▶ Extrait du document
/---

3 – Loi d’amnistie prise par Laurent Gbagbo en 2003. Tout le camp rebelle, soutenu par la communauté internationale, demande au Président Laurent Gbagbo, de libérer les prisonniers des tueries du 18 septembre, et d’amnistier les rebelles, suivant en cela l’exemple de ATT au Mali, avec les rebelles Touaregs. Le Président Gbagbo, au nom de la Paix nationale et de la Réconciliation nationale, a accédé à ces exigences du camp rebelle (Rdr, Mpci, Mpigo, Mjp, etc.) soutenu, dans l’ombre, par certains partis politiques. Les criminels qui ont porté le deuil au cœur de la Côte d’Ivoire et fracturé le pays furent ainsi amnistiés. Nombre d’entre eux, dont des analphabètes ou demi analphabètes furent même promus au rang de ministre de la République ! Et c’étaient les hommes de M. Ouattara.

4 – Disqualification juridique d’Alassane Ouattara. Monsieur Alassane Ouattara, jugé étranger par Henri Konan Bédié, et conséquemment disqualifié de la course à la présidentielle par ce dernier et, plus tard, par le Conseil constitutionnel de 2000 présidé par Tia Koné, sous la gouvernance de Robert Guéi, a été réhabilité en 2009, par la seule volonté du Président Laurent Gbagbo, soucieux qu’il était, lui, d’offrir la paix à ses compatriotes en peine sous le joug des kalachnikovs de Ouattara et ses bandes armées.

\---

(Lignes d'un jeu de données)
/---

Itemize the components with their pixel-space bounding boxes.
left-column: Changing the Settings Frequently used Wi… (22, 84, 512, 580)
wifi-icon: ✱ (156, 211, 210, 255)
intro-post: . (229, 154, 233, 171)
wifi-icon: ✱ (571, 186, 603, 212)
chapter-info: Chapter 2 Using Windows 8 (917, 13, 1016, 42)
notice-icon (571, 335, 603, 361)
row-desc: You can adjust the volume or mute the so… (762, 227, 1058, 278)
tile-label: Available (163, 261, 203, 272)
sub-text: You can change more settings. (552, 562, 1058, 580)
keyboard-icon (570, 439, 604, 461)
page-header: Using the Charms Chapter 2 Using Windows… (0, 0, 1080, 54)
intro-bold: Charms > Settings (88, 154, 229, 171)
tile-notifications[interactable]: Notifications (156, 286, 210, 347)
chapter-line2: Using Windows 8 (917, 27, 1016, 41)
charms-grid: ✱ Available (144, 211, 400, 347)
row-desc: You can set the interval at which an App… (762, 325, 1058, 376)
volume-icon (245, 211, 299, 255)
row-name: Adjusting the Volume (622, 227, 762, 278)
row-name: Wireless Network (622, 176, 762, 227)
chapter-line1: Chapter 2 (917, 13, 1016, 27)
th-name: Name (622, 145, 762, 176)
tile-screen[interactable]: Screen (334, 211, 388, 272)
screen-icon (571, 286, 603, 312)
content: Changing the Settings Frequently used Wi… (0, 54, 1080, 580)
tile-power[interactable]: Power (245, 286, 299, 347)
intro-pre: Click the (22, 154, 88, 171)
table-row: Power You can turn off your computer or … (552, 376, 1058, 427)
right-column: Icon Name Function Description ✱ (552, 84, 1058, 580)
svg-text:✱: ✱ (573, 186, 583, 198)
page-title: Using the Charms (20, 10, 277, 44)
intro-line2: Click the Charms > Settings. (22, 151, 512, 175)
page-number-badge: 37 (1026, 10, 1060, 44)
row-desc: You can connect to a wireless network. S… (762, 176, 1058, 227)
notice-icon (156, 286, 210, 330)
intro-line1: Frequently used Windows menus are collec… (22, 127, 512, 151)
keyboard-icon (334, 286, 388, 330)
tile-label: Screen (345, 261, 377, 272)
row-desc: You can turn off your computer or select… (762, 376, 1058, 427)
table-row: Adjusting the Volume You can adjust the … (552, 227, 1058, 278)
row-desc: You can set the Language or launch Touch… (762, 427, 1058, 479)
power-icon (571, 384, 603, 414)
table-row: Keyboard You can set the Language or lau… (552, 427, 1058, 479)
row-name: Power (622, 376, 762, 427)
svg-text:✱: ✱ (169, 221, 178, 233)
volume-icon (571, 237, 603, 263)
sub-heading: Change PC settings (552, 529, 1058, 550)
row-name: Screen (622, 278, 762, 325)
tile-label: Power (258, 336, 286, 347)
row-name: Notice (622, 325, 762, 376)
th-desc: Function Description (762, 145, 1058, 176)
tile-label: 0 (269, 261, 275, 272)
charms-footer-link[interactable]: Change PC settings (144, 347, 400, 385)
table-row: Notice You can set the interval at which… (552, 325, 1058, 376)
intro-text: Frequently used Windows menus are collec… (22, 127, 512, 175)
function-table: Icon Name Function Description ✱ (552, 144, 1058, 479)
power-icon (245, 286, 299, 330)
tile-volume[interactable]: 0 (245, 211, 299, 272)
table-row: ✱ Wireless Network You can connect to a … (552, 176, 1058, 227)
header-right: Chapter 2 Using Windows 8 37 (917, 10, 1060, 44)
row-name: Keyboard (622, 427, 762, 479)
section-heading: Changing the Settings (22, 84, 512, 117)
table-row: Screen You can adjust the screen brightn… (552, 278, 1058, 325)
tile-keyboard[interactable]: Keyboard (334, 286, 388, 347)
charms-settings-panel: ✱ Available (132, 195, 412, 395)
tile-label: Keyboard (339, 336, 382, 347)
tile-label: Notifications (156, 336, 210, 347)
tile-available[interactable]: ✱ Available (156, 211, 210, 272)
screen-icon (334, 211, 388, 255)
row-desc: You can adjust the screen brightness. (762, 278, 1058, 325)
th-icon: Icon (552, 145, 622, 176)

\---

▶ Consignes
- A) Présentez sous forme de tableau Markdown, avec les colonnes « Rang » et « Contenu », les lignes du jeu de données allant de la toute première jusqu'à celle qui contient « screen-icon (571, 286, 603, 312) », bornes comprises et lignes vides omises.
- B) Prolongez le texte sur la crise politique ivoirienne à partir de l'endroit où il s'arrête.
Le texte et les lignes ne présentent aucun lien entre eux.

▶ Réponses
- A)
| Rang | Contenu |
|---|---|
| 1 | Itemize the components with their pixel-space bounding boxes. |
| 2 | left-column: Changing the Settings Frequently used Wi… (22, 84, 512, 580) |
| 3 | wifi-icon: ✱ (156, 211, 210, 255) |
| 4 | intro-post: . (229, 154, 233, 171) |
| 5 | wifi-icon: ✱ (571, 186, 603, 212) |
| 6 | chapter-info: Chapter 2 Using Windows 8 (917, 13, 1016, 42) |
| 7 | notice-icon (571, 335, 603, 361) |
| 8 | row-desc: You can adjust the volume or mute the so… (762, 227, 1058, 278) |
| 9 | tile-label: Available (163, 261, 203, 272) |
| 10 | sub-text: You can change more settings. (552, 562, 1058, 580) |
| 11 | keyboard-icon (570, 439, 604, 461) |
| 12 | page-header: Using the Charms Chapter 2 Using Windows… (0, 0, 1080, 54) |
| 13 | intro-bold: Charms > Settings (88, 154, 229, 171) |
| 14 | tile-notifications[interactable]: Notifications (156, 286, 210, 347) |
| 15 | chapter-line2: Using Windows 8 (917, 27, 1016, 41) |
| 16 | charms-grid: ✱ Available (144, 211, 400, 347) |
| 17 | row-desc: You can set the interval at which an App… (762, 325, 1058, 376) |
| 18 | volume-icon (245, 211, 299, 255) |
| 19 | row-name: Adjusting the Volume (622, 227, 762, 278) |
| 20 | row-name: Wireless Network (622, 176, 762, 227) |
| 21 | chapter-line1: Chapter 2 (917, 13, 1016, 27) |
| 22 | th-name: Name (622, 145, 762, 176) |
| 23 | tile-screen[interactable]: Screen (334, 211, 388, 272) |
| 24 | screen-icon (571, 286, 603, 312) |

- B)
De ces quatre faits majeurs que nous rappelons à l’actuel chef d’Etat ivoirien, nous tirons les leçons et enseignements suivants :
De la démocratie et de l’Etat de droit.

Pourquoi, en 1999, M. Alassane Ouattara, lui si instruit des exigences de la démocratie et de l’Etat de droit, a-t-il exigé, avec l’outrance verbale qu’on lui connaît, la « libération sans condition » (l’expression était à la mode) de ses amis et camarades incarcérés à la Maca par le régime de Bédié pour faute lourde contre l’Etat de Côte d’Ivoire ? Pourquoi n’a-t-il pas laissé la justice faire son travail au nom de cette modernité politique qu’il brandit aujourd’hui ?
Traqué par Bédié, Alassane Ouattara n’a pu renter en Côte d’Ivoire qu’à l’issue d’un putsch militaire. Alassane peut-il affirmer qu’il était en exil de manière volontaire ? Plus que le mandat d’arrêt international, n’étaient-ce pas la menace et la peur de se faire arrêter par le régime de Konan Bédié qui l’avaient dissuadé d’oser rentrer en Côte d’Ivoire ?

Disons donc haut et fort à l’actuel chef de l’Etat ivoirien : nous, de l’URIF, avons été profondément déçus d’entendre un homme comme lui, qui a souffert de l’amère expérience de l’exil, dire de nous que nous sommes « des exilés volontaires » !

Non, Monsieur le Président, nul Homme ne choisit par plaisir de vivre hors du pays natal. La célérité mémorable avec laquelle les autorités françaises ont accordé le droit d’asile à Tiburce Koffi, est la preuve indiscutable que le péril ‘‘insécuritaire’’ attend tout exilé qui rentre en Côte d’Ivoire.
Le Président Ouattara peut-il dire aux Ivoiriens pourquoi, jusque-là, n’a-t-il pas fait libérer le professeur Assoa Adou, lui qui prétendait ignorer que cet universitaire de renom croupissait au fond d’une geôle ?
Le Président Alassane Ouattara refuse donc de promulguer une loi d’amnistie en faveur des prisonniers de la crise. A contrario, Laurent Gbagbo a amnistié les rebelles armés qui ont tué des milliers d’Ivoiriens. Laurent Gbagbo a-t-il eu tort de l’avoir fait ?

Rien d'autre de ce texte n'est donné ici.